» **STORED ROWS**
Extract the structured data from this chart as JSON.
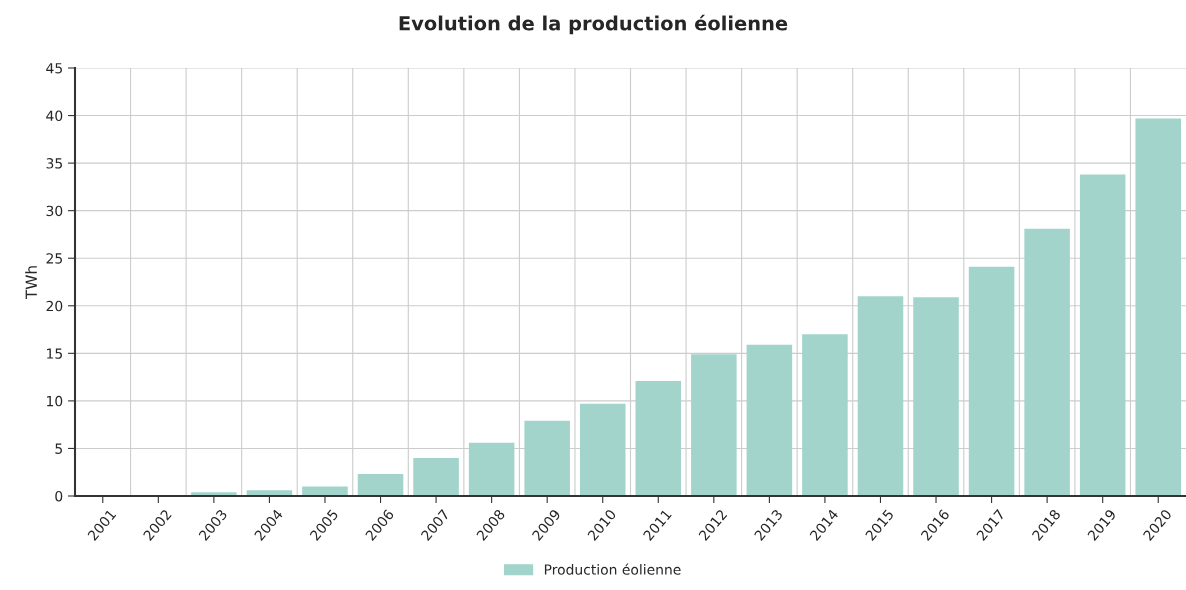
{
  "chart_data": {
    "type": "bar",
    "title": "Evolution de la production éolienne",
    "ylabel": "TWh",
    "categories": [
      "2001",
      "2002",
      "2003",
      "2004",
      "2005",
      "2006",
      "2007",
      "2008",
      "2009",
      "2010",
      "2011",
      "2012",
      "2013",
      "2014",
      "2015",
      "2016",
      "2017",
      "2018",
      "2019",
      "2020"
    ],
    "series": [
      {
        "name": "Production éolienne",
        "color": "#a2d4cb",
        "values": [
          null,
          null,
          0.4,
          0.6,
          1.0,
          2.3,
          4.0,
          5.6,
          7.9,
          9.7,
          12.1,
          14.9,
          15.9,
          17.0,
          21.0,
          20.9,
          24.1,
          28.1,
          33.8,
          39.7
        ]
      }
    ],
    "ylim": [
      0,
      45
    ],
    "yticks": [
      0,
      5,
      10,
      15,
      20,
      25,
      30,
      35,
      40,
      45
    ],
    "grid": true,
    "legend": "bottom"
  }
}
---
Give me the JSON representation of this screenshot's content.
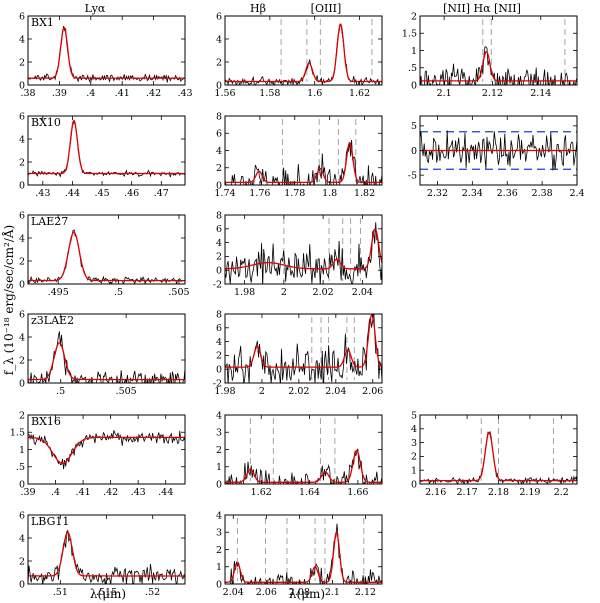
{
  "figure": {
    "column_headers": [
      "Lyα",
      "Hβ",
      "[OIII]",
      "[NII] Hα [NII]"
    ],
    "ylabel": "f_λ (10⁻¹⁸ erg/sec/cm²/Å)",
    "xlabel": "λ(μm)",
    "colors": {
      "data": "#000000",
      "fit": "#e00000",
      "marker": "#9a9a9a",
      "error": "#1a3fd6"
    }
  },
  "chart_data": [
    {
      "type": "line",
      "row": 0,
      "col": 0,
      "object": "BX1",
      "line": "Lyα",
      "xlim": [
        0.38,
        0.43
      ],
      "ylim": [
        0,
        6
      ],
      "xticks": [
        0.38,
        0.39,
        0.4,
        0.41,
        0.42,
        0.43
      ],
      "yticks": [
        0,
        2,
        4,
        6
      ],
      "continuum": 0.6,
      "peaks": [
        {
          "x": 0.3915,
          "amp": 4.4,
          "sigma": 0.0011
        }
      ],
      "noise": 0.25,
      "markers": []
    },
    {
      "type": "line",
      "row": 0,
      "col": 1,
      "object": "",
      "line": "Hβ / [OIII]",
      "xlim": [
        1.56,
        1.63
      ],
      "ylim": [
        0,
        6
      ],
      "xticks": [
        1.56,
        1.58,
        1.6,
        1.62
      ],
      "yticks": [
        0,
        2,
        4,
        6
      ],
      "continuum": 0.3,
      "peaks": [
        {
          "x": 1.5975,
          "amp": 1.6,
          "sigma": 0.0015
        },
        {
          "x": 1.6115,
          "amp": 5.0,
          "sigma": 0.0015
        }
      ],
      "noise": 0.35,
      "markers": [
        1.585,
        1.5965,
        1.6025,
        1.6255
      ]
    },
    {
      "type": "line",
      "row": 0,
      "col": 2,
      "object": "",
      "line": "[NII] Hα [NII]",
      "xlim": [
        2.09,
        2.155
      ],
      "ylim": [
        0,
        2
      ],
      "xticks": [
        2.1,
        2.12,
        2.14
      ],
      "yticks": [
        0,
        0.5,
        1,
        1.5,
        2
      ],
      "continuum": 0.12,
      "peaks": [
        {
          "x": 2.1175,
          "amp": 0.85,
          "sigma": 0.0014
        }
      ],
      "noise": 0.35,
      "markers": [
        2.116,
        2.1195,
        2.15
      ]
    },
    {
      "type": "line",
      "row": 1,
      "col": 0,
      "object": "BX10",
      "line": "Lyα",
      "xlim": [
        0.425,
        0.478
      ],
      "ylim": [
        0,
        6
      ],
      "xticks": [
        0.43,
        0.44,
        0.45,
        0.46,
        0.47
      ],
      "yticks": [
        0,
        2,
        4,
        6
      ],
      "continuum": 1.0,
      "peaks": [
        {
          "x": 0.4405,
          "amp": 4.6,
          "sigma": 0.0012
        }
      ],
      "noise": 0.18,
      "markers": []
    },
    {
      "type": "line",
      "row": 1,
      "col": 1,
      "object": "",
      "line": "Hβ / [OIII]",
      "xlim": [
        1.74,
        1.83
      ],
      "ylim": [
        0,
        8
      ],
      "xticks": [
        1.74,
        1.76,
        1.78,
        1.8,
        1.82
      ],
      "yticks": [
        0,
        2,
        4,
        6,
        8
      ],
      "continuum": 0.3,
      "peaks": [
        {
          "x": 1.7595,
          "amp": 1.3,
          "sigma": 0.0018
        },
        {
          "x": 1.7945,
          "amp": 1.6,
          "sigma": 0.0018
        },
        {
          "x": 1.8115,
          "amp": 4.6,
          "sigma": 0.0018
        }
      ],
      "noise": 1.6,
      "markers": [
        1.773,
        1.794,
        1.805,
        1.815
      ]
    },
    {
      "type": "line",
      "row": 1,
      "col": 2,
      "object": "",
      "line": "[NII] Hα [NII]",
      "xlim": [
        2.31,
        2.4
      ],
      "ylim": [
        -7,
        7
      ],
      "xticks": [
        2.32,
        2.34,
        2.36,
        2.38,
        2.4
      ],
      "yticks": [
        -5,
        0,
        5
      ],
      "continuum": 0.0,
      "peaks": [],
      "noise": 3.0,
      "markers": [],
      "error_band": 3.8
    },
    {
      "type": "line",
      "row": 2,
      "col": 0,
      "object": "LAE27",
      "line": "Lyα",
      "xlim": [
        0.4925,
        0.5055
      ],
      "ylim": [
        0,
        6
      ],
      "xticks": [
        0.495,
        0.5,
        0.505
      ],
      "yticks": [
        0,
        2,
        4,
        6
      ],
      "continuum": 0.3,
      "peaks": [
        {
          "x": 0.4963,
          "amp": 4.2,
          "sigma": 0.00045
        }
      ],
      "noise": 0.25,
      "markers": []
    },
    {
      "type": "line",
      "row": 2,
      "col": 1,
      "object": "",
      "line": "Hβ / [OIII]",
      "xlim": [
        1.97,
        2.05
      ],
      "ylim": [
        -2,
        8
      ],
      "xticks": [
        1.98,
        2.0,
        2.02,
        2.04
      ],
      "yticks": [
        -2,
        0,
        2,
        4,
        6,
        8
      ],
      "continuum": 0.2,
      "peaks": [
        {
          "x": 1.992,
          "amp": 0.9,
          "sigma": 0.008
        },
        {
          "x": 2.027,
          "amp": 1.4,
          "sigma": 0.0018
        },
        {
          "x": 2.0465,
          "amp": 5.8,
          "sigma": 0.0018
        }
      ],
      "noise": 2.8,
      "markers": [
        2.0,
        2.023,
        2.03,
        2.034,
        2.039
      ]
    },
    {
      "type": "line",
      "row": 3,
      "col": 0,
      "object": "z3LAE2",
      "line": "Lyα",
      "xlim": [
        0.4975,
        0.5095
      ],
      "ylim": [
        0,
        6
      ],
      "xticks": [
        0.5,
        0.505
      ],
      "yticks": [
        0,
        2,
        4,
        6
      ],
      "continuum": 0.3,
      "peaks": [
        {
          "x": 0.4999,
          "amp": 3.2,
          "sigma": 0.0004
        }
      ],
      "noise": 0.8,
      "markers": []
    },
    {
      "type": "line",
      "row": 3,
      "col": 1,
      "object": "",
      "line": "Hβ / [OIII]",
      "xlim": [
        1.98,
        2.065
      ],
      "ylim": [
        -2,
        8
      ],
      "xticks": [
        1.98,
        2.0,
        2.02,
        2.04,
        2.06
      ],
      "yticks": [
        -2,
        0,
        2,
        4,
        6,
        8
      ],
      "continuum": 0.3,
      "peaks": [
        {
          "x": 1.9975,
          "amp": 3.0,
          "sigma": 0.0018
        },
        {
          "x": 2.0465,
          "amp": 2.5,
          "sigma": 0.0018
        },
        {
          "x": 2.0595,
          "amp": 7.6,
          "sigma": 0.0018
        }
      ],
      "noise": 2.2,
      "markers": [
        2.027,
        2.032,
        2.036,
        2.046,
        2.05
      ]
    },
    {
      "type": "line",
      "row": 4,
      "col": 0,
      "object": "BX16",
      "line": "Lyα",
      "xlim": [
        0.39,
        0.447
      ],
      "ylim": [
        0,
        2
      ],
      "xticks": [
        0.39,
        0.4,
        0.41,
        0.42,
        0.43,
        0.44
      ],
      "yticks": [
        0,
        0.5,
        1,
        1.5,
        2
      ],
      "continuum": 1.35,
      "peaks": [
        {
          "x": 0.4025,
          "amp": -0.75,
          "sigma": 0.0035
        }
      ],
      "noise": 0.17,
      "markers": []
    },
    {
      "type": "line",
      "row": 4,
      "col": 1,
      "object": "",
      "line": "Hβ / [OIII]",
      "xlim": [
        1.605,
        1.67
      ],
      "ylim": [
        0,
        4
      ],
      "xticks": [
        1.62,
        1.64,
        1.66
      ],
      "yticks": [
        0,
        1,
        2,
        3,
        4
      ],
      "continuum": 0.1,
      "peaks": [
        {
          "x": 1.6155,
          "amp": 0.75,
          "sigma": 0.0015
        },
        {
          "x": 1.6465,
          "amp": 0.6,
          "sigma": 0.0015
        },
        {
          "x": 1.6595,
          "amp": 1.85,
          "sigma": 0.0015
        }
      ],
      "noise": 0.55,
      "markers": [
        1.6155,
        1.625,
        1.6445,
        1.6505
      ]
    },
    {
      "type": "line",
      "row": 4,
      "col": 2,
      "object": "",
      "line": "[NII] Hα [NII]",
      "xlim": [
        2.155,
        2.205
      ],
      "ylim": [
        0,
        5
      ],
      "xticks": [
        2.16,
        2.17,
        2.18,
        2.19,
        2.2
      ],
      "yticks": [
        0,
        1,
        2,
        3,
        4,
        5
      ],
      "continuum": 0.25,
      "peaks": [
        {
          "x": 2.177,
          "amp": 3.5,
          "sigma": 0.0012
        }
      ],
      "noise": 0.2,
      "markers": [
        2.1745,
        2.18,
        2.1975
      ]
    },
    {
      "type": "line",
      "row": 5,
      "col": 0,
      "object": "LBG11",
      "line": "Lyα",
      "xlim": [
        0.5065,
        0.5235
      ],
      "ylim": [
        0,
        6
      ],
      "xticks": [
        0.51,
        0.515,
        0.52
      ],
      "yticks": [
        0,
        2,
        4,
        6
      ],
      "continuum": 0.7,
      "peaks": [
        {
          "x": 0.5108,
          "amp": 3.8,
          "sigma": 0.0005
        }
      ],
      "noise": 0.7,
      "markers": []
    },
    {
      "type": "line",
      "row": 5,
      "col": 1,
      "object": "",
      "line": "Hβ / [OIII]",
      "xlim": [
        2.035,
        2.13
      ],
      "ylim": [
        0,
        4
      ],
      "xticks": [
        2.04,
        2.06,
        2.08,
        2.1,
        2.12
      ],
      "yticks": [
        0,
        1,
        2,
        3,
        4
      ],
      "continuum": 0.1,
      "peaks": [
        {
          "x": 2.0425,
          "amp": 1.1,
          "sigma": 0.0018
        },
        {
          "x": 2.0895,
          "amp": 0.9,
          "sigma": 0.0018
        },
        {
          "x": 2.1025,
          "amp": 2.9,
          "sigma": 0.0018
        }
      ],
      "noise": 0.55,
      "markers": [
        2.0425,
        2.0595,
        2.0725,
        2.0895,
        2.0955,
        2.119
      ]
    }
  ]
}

» **WRITTEN EXERCISE**
Of the lines in the material, how many contain the word "this"? Reply with the number and nothing else.

» **REPLY TO THE TASK**
2